## THE TASK
Copy every line, leaving nothing out and adding nothing.
◇ ◇ ◇
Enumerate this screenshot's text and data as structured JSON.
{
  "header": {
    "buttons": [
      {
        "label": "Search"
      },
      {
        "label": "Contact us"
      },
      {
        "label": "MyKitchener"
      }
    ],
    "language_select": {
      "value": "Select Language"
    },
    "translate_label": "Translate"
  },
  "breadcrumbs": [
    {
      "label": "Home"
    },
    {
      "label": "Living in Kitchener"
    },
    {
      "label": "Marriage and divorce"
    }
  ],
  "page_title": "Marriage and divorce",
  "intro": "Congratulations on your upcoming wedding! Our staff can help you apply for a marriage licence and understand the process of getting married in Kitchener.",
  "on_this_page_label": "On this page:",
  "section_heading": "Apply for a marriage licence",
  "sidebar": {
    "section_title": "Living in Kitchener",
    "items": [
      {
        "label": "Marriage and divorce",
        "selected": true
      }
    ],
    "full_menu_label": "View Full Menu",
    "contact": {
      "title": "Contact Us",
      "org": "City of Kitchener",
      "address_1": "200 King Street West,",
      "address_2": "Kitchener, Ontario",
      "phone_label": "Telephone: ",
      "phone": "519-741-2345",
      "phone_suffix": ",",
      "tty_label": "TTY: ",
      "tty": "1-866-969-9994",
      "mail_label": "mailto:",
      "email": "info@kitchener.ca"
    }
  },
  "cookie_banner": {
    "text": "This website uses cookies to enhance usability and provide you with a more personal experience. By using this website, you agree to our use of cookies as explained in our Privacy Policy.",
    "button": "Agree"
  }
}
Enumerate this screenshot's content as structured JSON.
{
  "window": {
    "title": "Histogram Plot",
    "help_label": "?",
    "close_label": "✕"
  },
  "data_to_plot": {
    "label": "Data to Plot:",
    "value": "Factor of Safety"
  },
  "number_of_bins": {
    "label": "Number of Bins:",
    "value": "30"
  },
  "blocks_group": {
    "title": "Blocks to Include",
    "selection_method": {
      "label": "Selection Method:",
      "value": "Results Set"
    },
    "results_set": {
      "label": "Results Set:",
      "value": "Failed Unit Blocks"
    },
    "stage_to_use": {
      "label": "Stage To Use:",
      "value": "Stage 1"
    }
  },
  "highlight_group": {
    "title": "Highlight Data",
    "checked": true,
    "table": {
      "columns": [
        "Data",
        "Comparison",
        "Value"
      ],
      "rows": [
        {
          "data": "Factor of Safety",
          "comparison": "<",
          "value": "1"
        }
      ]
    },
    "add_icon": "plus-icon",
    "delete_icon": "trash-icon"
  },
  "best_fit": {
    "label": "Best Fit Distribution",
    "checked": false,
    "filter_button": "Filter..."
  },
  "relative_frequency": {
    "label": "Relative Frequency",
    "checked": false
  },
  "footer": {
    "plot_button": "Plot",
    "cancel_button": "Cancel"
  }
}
◇ ◇ ◇
## FINAL RESULT
Enumerate this screenshot's text and data as structured JSON.
{
  "header": {
    "buttons": [
      {
        "label": "Search"
      },
      {
        "label": "Contact us"
      },
      {
        "label": "MyKitchener"
      }
    ],
    "language_select": {
      "value": "Select Language"
    },
    "translate_label": "Translate"
  },
  "breadcrumbs": [
    {
      "label": "Home"
    },
    {
      "label": "Living in Kitchener"
    },
    {
      "label": "Marriage and divorce"
    }
  ],
  "page_title": "Marriage and divorce",
  "intro": "Congratulations on your upcoming wedding! Our staff can help you apply for a marriage licence and understand the process of getting married in Kitchener.",
  "on_this_page_label": "On this page:",
  "section_heading": "Apply for a marriage licence",
  "sidebar": {
    "section_title": "Living in Kitchener",
    "items": [
      {
        "label": "Marriage and divorce",
        "selected": true
      }
    ],
    "full_menu_label": "View Full Menu",
    "contact": {
      "title": "Contact Us",
      "org": "City of Kitchener",
      "address_1": "200 King Street West,",
      "address_2": "Kitchener, Ontario",
      "phone_label": "Telephone: ",
      "phone": "519-741-2345",
      "phone_suffix": ",",
      "tty_label": "TTY: ",
      "tty": "1-866-969-9994",
      "mail_label": "mailto:",
      "email": "info@kitchener.ca"
    }
  },
  "cookie_banner": {
    "text": "This website uses cookies to enhance usability and provide you with a more personal experience. By using this website, you agree to our use of cookies as explained in our Privacy Policy.",
    "button": "Agree"
  }
}
Enumerate this screenshot's content as structured JSON.
{
  "window": {
    "title": "Histogram Plot",
    "help_label": "?",
    "close_label": "✕"
  },
  "data_to_plot": {
    "label": "Data to Plot:",
    "value": "Factor of Safety"
  },
  "number_of_bins": {
    "label": "Number of Bins:",
    "value": "30"
  },
  "blocks_group": {
    "title": "Blocks to Include",
    "selection_method": {
      "label": "Selection Method:",
      "value": "Results Set"
    },
    "results_set": {
      "label": "Results Set:",
      "value": "Failed Unit Blocks"
    },
    "stage_to_use": {
      "label": "Stage To Use:",
      "value": "Stage 1"
    }
  },
  "highlight_group": {
    "title": "Highlight Data",
    "checked": true,
    "table": {
      "columns": [
        "Data",
        "Comparison",
        "Value"
      ],
      "rows": [
        {
          "data": "Factor of Safety",
          "comparison": "<",
          "value": "1"
        }
      ]
    },
    "add_icon": "plus-icon",
    "delete_icon": "trash-icon"
  },
  "best_fit": {
    "label": "Best Fit Distribution",
    "checked": false,
    "filter_button": "Filter..."
  },
  "relative_frequency": {
    "label": "Relative Frequency",
    "checked": false
  },
  "footer": {
    "plot_button": "Plot",
    "cancel_button": "Cancel"
  }
}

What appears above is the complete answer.